Stated goal:
Reproduce exactly the lines below, starting with the line that contains "Extract the structured" and ending with the last line of the records, both included, and nothing else.

Records contained in a dataset:
[BEGIN]

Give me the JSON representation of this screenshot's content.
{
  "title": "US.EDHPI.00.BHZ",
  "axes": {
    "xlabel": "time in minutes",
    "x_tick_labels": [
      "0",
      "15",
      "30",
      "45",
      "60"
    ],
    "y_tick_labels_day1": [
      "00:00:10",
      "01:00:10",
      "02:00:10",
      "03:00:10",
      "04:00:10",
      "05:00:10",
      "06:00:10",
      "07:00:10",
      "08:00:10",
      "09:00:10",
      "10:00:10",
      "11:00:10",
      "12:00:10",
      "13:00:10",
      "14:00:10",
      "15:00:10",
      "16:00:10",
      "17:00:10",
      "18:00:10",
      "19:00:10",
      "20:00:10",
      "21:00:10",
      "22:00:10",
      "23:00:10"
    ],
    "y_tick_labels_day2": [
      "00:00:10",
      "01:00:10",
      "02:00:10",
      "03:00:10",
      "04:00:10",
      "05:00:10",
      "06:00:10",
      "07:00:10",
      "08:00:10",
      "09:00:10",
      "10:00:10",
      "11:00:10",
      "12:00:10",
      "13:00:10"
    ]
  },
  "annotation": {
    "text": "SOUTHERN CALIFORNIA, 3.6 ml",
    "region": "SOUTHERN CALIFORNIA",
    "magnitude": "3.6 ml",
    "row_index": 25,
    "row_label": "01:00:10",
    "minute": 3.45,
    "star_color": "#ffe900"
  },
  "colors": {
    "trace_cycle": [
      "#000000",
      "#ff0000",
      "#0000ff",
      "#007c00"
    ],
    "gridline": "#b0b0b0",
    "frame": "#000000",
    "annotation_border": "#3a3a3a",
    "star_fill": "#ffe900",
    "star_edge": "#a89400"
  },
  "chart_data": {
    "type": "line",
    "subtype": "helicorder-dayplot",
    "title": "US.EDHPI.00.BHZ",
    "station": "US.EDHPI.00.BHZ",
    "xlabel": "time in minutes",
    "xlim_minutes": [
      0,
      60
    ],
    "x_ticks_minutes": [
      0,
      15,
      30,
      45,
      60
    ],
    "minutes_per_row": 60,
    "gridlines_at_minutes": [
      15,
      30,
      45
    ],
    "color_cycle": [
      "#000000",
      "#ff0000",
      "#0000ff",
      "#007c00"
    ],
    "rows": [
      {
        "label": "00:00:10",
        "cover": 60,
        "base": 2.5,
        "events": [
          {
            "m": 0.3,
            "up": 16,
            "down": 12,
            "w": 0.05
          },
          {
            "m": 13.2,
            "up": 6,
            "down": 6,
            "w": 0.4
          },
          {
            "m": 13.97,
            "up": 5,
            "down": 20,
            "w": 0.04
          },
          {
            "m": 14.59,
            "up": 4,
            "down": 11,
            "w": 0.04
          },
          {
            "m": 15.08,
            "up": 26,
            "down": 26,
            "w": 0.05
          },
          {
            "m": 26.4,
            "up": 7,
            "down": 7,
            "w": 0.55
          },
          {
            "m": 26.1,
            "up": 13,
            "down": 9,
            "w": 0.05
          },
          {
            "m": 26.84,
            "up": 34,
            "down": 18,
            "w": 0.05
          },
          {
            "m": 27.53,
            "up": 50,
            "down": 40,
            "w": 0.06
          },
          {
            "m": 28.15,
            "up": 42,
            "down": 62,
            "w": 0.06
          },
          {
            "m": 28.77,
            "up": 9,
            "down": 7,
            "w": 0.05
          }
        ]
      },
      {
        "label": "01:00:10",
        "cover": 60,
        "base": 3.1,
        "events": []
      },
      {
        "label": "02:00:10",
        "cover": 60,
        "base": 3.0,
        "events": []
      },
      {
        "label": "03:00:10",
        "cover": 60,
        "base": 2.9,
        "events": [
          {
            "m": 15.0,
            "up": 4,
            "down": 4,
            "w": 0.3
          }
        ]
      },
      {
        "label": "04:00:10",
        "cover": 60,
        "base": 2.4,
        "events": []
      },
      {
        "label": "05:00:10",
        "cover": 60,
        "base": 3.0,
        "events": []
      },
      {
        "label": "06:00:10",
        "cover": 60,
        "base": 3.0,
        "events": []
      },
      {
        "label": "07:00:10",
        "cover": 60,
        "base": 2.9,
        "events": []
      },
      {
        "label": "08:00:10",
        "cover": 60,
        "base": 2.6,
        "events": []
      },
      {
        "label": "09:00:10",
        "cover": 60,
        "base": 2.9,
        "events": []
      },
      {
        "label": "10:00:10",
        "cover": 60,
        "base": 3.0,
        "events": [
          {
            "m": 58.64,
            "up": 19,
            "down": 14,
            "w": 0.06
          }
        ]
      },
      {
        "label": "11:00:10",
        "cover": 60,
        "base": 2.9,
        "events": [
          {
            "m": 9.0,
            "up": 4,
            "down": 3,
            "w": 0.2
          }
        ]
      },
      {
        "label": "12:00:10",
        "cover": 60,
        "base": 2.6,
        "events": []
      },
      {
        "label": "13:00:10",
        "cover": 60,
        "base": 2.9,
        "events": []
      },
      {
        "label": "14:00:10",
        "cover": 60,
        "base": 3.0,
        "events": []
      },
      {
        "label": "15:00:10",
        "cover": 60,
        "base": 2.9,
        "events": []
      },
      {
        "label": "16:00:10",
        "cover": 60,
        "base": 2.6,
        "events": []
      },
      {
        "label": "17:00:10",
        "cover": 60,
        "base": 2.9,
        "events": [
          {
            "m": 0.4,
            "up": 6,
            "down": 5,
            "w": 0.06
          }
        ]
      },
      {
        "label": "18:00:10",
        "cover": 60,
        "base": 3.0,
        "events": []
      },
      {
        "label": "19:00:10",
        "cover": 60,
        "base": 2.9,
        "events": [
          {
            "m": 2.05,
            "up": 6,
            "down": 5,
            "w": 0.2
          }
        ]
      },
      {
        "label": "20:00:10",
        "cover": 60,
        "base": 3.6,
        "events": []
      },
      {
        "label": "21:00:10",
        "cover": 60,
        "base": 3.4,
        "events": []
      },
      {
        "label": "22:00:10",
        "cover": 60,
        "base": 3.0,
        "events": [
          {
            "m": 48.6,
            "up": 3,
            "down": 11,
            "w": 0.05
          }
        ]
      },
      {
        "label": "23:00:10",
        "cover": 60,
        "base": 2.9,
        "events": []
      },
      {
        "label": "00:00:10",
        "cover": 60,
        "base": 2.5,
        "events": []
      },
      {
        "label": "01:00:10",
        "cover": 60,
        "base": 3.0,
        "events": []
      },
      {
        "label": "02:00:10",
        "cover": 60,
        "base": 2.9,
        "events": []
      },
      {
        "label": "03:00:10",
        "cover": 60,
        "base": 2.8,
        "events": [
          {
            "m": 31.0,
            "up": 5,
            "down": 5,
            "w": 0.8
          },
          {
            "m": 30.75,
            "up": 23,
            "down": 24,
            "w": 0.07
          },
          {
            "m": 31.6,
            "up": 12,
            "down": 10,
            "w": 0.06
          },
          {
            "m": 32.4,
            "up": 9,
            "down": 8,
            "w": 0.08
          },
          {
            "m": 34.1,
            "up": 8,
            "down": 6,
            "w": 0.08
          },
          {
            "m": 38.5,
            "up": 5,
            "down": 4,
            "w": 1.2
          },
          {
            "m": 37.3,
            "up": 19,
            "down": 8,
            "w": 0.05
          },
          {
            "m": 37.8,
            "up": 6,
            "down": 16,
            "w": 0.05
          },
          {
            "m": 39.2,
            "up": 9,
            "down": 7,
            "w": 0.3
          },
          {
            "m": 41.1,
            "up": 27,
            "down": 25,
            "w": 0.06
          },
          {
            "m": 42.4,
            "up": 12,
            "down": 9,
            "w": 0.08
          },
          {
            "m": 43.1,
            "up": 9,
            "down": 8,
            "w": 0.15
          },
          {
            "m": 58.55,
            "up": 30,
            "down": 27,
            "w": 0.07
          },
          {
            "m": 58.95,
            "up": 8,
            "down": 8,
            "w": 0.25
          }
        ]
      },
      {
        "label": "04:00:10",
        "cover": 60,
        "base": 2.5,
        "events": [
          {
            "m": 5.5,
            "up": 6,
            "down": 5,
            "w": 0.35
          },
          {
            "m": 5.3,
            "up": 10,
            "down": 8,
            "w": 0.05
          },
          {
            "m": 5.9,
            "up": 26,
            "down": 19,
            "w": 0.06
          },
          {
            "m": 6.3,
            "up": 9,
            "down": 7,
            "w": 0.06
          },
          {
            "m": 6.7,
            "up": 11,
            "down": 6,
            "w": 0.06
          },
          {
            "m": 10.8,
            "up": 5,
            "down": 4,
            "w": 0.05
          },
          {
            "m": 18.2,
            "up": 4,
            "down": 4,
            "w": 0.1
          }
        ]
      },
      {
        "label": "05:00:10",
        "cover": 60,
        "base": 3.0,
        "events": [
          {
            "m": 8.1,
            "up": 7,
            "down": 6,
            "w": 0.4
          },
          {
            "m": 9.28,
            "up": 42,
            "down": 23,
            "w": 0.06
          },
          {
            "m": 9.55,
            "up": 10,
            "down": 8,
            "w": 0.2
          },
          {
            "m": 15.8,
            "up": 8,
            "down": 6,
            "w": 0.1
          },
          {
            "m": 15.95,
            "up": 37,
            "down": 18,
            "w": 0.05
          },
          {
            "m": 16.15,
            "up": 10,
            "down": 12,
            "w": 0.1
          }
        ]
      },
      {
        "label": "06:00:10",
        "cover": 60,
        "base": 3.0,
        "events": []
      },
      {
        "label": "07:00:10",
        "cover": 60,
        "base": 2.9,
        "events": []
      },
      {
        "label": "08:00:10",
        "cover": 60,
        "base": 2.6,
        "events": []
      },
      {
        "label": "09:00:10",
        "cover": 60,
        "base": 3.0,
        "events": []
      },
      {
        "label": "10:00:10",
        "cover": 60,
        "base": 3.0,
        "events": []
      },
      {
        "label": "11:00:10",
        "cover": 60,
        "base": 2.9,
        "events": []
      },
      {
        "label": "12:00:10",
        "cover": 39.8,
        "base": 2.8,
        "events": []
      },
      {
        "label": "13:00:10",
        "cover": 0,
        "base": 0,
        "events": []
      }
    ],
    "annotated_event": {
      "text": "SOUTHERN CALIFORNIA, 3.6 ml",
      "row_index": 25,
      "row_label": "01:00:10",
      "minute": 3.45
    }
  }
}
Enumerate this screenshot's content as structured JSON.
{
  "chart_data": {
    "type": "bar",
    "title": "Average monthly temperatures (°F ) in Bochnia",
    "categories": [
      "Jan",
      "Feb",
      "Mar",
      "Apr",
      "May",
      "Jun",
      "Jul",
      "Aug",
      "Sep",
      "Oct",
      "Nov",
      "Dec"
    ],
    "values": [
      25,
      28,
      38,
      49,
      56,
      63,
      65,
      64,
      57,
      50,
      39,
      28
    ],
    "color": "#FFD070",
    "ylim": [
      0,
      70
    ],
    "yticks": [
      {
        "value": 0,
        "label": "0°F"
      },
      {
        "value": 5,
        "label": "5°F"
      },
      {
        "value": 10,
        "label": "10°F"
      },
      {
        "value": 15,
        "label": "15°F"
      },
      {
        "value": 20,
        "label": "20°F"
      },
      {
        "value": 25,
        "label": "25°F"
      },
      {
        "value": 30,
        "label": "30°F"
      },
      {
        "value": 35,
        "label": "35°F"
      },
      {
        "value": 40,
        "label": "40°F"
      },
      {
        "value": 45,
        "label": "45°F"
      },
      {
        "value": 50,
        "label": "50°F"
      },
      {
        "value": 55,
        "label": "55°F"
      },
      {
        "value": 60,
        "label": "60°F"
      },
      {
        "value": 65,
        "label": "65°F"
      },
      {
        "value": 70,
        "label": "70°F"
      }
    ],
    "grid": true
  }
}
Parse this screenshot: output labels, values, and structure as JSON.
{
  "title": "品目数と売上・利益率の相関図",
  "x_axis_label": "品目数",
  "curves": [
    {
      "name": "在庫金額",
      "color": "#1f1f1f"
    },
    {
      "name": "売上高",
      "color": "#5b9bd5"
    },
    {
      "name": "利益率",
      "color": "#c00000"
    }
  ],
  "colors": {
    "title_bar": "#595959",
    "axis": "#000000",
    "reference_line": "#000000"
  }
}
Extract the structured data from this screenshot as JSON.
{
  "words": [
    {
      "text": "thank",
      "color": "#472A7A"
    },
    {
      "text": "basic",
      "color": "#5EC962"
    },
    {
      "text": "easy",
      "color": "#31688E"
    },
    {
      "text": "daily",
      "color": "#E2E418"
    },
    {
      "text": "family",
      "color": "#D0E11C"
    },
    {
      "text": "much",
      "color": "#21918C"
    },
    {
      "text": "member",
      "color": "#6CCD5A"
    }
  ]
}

[END]

Output of the task:
Extract the structured data from this screenshot as JSON.
{
  "words": [
    {
      "text": "thank",
      "color": "#472A7A"
    },
    {
      "text": "basic",
      "color": "#5EC962"
    },
    {
      "text": "easy",
      "color": "#31688E"
    },
    {
      "text": "daily",
      "color": "#E2E418"
    },
    {
      "text": "family",
      "color": "#D0E11C"
    },
    {
      "text": "much",
      "color": "#21918C"
    },
    {
      "text": "member",
      "color": "#6CCD5A"
    }
  ]
}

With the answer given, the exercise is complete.